04/04/2025 Market Watch

Tariff Tensions & Jobs Data Drive Dollar Recovery

The US dollar is finding renewed strength, supported by a mix of geopolitical maneuvering and cautious repositioning in financial markets. One major factor is the uncertainty surrounding reciprocal tariffs. Market participants are debating whether these tariffs are genuine policy tools or strategic leverage in ongoing negotiations. President Trump's comment about being open to "phenomenal offers" reinforces the idea that this could be a tactical move rather than a fixed direction. However, the inconsistency of applying tariffs—such as the case with Israel, which removed all duties on US imports but still faced a 17% tariff—adds complexity to the situation and raises questions about the broader policy logic.

Another contributing factor is market positioning ahead of the US employment report. While some survey-based indicators suggest softening in the labor market, more concrete data like weekly jobless claims haven't fully confirmed a downturn. However, the continued rise in ongoing claims is consistent with a gradual slowdown in hiring. Shortly after the employment report, the Federal Reserve Chair is expected to speak about the economy. Although his remarks may stir volatility, it's unlikely he will imply any immediate response to equity market movements, avoiding the perception of a "Fed put" where monetary policy is adjusted in reaction to falling stock prices.

Broader financial markets are reflecting caution. The US dollar is stronger against nearly all G10 currencies except the Swiss franc. European factory data disappointed, while Japan’s central bank acknowledged growing global uncertainty. Emerging market currencies are mixed, with those in the Asia-Pacific region performing better than central Europe. The Chinese central bank set the dollar reference rate at its highest level this year. Equity markets are under pressure, with most indices declining and US futures pointing to a weaker open. Bond markets remain a safe haven, with US and European yields falling sharply and risk premiums widening. Commodities are not immune to the volatility—gold is trading lower despite its usual safe-haven status, and crude oil prices continue to fall following OPEC+’s larger-than-expected sales increase and broader growth concerns.


United States of America

Overview

The US dollar experienced a broad and aggressive sell-off, marking its steepest daily decline since late 2022. The Dollar Index (DXY) dropped nearly 1.7%, falling from highs near 104.30 to lows around 101.25 before recovering slightly above 102.00. The sharp move pushed the index below three standard deviations from its 20-day moving average during most of the European and US trading sessions—an extreme occurrence suggesting heightened volatility. This move comes amid ongoing global reactions to US trade policies and questions about the sustainability of US growth strategies. While GDP and household net worth are at record highs, the approach increasingly resembles a short-term extractive strategy rather than long-term economic leadership.

■ ■ ■ ■

WHAT YOU NEED TO DO -
a) Reproduce word for word the passage of the dollar market commentary that opens with the words containing "Tariff Tensions &" and closes with "broader policy logic.".
b) Pick up the dollar market commentary after its final sentence and keep writing it.

GIVEN ENTRIES -
■ ■ ■ ■

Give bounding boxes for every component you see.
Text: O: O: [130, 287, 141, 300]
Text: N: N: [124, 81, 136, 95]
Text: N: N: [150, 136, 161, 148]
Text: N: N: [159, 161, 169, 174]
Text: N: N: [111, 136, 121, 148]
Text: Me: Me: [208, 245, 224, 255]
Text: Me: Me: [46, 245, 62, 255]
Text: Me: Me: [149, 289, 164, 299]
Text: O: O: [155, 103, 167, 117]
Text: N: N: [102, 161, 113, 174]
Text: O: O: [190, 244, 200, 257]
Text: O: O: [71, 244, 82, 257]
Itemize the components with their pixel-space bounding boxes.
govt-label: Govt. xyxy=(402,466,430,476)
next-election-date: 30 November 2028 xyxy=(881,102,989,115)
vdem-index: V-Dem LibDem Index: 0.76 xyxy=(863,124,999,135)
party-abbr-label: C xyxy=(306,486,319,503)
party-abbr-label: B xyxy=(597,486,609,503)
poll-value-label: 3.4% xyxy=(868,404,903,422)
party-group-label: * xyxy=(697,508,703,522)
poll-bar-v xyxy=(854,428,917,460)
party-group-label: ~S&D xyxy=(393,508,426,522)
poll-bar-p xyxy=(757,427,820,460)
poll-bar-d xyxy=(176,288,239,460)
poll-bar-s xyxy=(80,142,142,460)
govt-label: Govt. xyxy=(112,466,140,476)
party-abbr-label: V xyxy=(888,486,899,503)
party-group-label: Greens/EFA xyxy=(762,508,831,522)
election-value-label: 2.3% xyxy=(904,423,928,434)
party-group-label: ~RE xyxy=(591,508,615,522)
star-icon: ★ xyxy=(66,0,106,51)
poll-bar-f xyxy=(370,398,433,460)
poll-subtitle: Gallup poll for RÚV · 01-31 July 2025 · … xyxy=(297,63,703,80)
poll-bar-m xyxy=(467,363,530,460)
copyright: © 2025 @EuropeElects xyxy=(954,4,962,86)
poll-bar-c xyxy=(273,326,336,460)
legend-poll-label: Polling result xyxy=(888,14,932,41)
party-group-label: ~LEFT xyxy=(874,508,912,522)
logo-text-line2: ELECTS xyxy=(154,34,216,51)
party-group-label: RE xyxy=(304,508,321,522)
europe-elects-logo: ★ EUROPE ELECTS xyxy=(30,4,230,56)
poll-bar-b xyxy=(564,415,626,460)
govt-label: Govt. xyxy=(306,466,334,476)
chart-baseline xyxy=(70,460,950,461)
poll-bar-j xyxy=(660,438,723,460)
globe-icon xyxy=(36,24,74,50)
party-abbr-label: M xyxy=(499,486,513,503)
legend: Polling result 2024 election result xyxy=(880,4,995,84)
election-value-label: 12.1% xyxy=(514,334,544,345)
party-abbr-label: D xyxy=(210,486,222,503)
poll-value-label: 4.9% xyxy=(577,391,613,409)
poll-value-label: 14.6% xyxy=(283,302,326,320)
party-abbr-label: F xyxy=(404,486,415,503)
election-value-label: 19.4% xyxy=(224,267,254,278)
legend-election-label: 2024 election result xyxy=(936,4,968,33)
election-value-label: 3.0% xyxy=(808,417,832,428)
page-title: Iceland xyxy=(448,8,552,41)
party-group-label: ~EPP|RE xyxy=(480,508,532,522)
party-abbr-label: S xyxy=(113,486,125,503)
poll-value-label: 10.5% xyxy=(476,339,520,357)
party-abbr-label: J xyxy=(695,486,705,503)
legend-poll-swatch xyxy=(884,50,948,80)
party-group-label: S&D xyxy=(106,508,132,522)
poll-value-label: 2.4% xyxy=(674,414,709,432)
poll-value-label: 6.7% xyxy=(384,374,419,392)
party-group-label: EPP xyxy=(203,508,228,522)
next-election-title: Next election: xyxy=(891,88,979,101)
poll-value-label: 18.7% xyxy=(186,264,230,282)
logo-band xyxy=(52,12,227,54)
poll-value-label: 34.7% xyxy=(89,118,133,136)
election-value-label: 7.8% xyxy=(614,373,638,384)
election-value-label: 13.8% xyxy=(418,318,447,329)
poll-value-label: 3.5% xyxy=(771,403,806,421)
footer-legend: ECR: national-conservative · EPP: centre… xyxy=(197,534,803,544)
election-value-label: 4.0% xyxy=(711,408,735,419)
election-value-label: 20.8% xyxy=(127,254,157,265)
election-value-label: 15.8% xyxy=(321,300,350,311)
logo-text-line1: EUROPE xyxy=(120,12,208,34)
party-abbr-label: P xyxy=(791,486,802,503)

■ ■ ■ ■

ANSWERS PROVIDED -
a)
Tariff Tensions & Jobs Data Drive Dollar Recovery

The US dollar is finding renewed strength, supported by a mix of geopolitical maneuvering and cautious repositioning in financial markets. One major factor is the uncertainty surrounding reciprocal tariffs. Market participants are debating whether these tariffs are genuine policy tools or strategic leverage in ongoing negotiations. President Trump's comment about being open to "phenomenal offers" reinforces the idea that this could be a tactical move rather than a fixed direction. However, the inconsistency of applying tariffs—such as the case with Israel, which removed all duties on US imports but still faced a 17% tariff—adds complexity to the situation and raises questions about the broader policy logic.

b)
Economic Drivers

Broader macroeconomic themes are reshaping investor sentiment and undermining dollar strength. Despite claims of external disadvantage, the US has continued to outperform global peers by most economic metrics.

  • The US economy is at its largest in history, with household net worth at record levels.
  • Instead of growth-driven policy shifts, the current economic direction resembles a resource-extraction model, drawing comparisons to historical empires using wealth redistribution tactics.
  • Market participants are reassessing the long-standing narrative of “US exceptionalism,” which has underpinned strong dollar expectations for years.

Data and Events

Investor attention has now shifted toward labor market data and key policy communication, both of which are expected to influence short-term market direction.

  1. Nonfarm Payrolls (March) – Forecast to rise by 140k (compared to 151k in February), with the private sector contributing an estimated 135k (140k prior).
  2. ADP Employment Report – Showed stronger-than-expected growth at 155k jobs, but not expected to be mirrored in official nonfarm payroll figures.
  3. Unemployment Rate – Currently at 4.0%, with a slight increase considered likely.
  4. Jobless Claims – Weekly data, including figures for federal employees, still show minimal signs of labor weakness.
  5. Fed Chair Powell’s Speech – Scheduled for about four hours after the payroll release; markets are watching for any policy signals.
  6. Market Expectations for Rate Cuts – Futures now price in over a 90% chance of a Fed rate cut in June, up sharply from two-thirds just one week ago.

Price Action

The US dollar's decline triggered extreme technical signals, with the Dollar Index trading well below three standard deviations from its 20-day moving average for most of the European and North American sessions. Such a move is rare and points to intense selling pressure and momentum-driven behavior. After dipping near 101.25, the index managed to recover slightly above 102.00. A stronger barrier sits between 102.80 and 103.00, where sellers may regain control if upward momentum fades.

Key Points:

  • The US dollar recorded its largest daily drop since November 2022.
  • The Dollar Index moved into technically extreme territory, triggering a rebound from deeply oversold levels.
  • Investors are reassessing US economic leadership amid signs of a more extractive economic approach.
  • Labor market data and Fed communication are in sharp focus, with expectations of a June rate cut increasing.
  • Technical resistance zones suggest limited near-term upside unless fundamentals shift.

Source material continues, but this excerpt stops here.